## Entries shown
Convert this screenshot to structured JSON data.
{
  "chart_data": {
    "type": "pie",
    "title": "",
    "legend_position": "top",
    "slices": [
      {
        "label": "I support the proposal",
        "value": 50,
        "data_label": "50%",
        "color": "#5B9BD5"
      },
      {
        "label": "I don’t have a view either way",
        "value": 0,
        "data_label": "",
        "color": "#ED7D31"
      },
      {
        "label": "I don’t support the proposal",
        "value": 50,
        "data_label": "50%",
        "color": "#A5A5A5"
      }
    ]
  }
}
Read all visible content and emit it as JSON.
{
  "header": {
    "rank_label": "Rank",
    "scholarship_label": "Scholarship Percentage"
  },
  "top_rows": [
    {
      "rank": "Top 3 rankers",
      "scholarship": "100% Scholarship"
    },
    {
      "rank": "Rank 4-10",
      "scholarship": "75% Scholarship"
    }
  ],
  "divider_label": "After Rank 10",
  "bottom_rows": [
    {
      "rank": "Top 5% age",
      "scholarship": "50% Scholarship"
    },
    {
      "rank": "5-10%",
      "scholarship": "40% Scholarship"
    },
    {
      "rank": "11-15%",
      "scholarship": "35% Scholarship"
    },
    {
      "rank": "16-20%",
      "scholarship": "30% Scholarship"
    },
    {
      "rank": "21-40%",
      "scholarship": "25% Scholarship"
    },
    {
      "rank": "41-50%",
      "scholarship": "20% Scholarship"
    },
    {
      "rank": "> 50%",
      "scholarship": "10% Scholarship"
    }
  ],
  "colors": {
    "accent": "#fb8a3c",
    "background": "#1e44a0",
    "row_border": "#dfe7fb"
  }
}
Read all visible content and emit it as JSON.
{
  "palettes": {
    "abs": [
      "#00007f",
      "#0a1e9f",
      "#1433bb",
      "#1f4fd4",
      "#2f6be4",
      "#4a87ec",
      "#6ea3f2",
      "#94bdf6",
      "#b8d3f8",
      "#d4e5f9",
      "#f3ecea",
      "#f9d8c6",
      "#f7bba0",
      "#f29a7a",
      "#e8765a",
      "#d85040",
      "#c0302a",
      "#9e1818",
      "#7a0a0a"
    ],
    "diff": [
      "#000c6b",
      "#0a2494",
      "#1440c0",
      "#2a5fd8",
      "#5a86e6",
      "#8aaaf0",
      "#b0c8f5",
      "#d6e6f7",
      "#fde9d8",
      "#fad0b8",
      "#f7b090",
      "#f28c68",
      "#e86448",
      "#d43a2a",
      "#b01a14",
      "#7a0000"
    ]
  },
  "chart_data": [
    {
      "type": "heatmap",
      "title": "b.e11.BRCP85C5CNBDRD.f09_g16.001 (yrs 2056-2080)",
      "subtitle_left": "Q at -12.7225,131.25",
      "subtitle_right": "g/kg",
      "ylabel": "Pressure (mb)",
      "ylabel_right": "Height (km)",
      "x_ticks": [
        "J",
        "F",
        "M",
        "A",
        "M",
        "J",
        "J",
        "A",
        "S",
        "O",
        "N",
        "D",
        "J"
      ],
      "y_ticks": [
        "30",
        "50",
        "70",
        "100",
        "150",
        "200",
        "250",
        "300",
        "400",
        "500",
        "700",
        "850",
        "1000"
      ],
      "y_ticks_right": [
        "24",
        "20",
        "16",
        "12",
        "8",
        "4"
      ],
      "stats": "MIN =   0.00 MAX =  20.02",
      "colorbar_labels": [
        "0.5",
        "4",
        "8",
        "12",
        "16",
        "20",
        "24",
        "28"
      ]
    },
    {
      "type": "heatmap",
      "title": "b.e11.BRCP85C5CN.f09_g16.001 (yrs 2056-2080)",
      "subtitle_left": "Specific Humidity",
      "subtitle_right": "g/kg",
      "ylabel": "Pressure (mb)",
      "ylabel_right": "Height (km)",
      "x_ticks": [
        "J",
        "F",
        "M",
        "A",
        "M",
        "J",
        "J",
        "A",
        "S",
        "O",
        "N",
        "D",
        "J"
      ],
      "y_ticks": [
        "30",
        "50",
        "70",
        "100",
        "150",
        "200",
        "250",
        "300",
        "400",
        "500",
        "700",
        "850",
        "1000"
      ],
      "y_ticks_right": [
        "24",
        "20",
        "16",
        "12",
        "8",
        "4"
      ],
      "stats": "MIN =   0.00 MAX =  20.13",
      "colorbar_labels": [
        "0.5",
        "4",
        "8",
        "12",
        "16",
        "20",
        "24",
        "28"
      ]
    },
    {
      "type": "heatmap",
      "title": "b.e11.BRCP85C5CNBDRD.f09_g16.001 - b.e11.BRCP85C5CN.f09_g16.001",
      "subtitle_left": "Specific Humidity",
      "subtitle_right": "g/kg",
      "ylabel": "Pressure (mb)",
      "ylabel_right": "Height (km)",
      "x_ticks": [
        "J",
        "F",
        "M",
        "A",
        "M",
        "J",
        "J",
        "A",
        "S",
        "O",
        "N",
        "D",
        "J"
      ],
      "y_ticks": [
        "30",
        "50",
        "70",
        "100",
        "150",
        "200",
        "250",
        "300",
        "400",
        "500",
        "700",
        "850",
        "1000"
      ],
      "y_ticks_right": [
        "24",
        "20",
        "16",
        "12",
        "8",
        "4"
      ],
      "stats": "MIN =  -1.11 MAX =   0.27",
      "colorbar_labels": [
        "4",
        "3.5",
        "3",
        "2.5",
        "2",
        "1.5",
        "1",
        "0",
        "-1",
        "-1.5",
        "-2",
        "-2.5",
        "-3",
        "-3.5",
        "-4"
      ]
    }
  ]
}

## Short task
Give back all the data exactly as written.

## Written response
Convert this screenshot to structured JSON data.
{
  "chart_data": {
    "type": "pie",
    "title": "",
    "legend_position": "top",
    "slices": [
      {
        "label": "I support the proposal",
        "value": 50,
        "data_label": "50%",
        "color": "#5B9BD5"
      },
      {
        "label": "I don’t have a view either way",
        "value": 0,
        "data_label": "",
        "color": "#ED7D31"
      },
      {
        "label": "I don’t support the proposal",
        "value": 50,
        "data_label": "50%",
        "color": "#A5A5A5"
      }
    ]
  }
}
Read all visible content and emit it as JSON.
{
  "header": {
    "rank_label": "Rank",
    "scholarship_label": "Scholarship Percentage"
  },
  "top_rows": [
    {
      "rank": "Top 3 rankers",
      "scholarship": "100% Scholarship"
    },
    {
      "rank": "Rank 4-10",
      "scholarship": "75% Scholarship"
    }
  ],
  "divider_label": "After Rank 10",
  "bottom_rows": [
    {
      "rank": "Top 5% age",
      "scholarship": "50% Scholarship"
    },
    {
      "rank": "5-10%",
      "scholarship": "40% Scholarship"
    },
    {
      "rank": "11-15%",
      "scholarship": "35% Scholarship"
    },
    {
      "rank": "16-20%",
      "scholarship": "30% Scholarship"
    },
    {
      "rank": "21-40%",
      "scholarship": "25% Scholarship"
    },
    {
      "rank": "41-50%",
      "scholarship": "20% Scholarship"
    },
    {
      "rank": "> 50%",
      "scholarship": "10% Scholarship"
    }
  ],
  "colors": {
    "accent": "#fb8a3c",
    "background": "#1e44a0",
    "row_border": "#dfe7fb"
  }
}
Read all visible content and emit it as JSON.
{
  "palettes": {
    "abs": [
      "#00007f",
      "#0a1e9f",
      "#1433bb",
      "#1f4fd4",
      "#2f6be4",
      "#4a87ec",
      "#6ea3f2",
      "#94bdf6",
      "#b8d3f8",
      "#d4e5f9",
      "#f3ecea",
      "#f9d8c6",
      "#f7bba0",
      "#f29a7a",
      "#e8765a",
      "#d85040",
      "#c0302a",
      "#9e1818",
      "#7a0a0a"
    ],
    "diff": [
      "#000c6b",
      "#0a2494",
      "#1440c0",
      "#2a5fd8",
      "#5a86e6",
      "#8aaaf0",
      "#b0c8f5",
      "#d6e6f7",
      "#fde9d8",
      "#fad0b8",
      "#f7b090",
      "#f28c68",
      "#e86448",
      "#d43a2a",
      "#b01a14",
      "#7a0000"
    ]
  },
  "chart_data": [
    {
      "type": "heatmap",
      "title": "b.e11.BRCP85C5CNBDRD.f09_g16.001 (yrs 2056-2080)",
      "subtitle_left": "Q at -12.7225,131.25",
      "subtitle_right": "g/kg",
      "ylabel": "Pressure (mb)",
      "ylabel_right": "Height (km)",
      "x_ticks": [
        "J",
        "F",
        "M",
        "A",
        "M",
        "J",
        "J",
        "A",
        "S",
        "O",
        "N",
        "D",
        "J"
      ],
      "y_ticks": [
        "30",
        "50",
        "70",
        "100",
        "150",
        "200",
        "250",
        "300",
        "400",
        "500",
        "700",
        "850",
        "1000"
      ],
      "y_ticks_right": [
        "24",
        "20",
        "16",
        "12",
        "8",
        "4"
      ],
      "stats": "MIN =   0.00 MAX =  20.02",
      "colorbar_labels": [
        "0.5",
        "4",
        "8",
        "12",
        "16",
        "20",
        "24",
        "28"
      ]
    },
    {
      "type": "heatmap",
      "title": "b.e11.BRCP85C5CN.f09_g16.001 (yrs 2056-2080)",
      "subtitle_left": "Specific Humidity",
      "subtitle_right": "g/kg",
      "ylabel": "Pressure (mb)",
      "ylabel_right": "Height (km)",
      "x_ticks": [
        "J",
        "F",
        "M",
        "A",
        "M",
        "J",
        "J",
        "A",
        "S",
        "O",
        "N",
        "D",
        "J"
      ],
      "y_ticks": [
        "30",
        "50",
        "70",
        "100",
        "150",
        "200",
        "250",
        "300",
        "400",
        "500",
        "700",
        "850",
        "1000"
      ],
      "y_ticks_right": [
        "24",
        "20",
        "16",
        "12",
        "8",
        "4"
      ],
      "stats": "MIN =   0.00 MAX =  20.13",
      "colorbar_labels": [
        "0.5",
        "4",
        "8",
        "12",
        "16",
        "20",
        "24",
        "28"
      ]
    },
    {
      "type": "heatmap",
      "title": "b.e11.BRCP85C5CNBDRD.f09_g16.001 - b.e11.BRCP85C5CN.f09_g16.001",
      "subtitle_left": "Specific Humidity",
      "subtitle_right": "g/kg",
      "ylabel": "Pressure (mb)",
      "ylabel_right": "Height (km)",
      "x_ticks": [
        "J",
        "F",
        "M",
        "A",
        "M",
        "J",
        "J",
        "A",
        "S",
        "O",
        "N",
        "D",
        "J"
      ],
      "y_ticks": [
        "30",
        "50",
        "70",
        "100",
        "150",
        "200",
        "250",
        "300",
        "400",
        "500",
        "700",
        "850",
        "1000"
      ],
      "y_ticks_right": [
        "24",
        "20",
        "16",
        "12",
        "8",
        "4"
      ],
      "stats": "MIN =  -1.11 MAX =   0.27",
      "colorbar_labels": [
        "4",
        "3.5",
        "3",
        "2.5",
        "2",
        "1.5",
        "1",
        "0",
        "-1",
        "-1.5",
        "-2",
        "-2.5",
        "-3",
        "-3.5",
        "-4"
      ]
    }
  ]
}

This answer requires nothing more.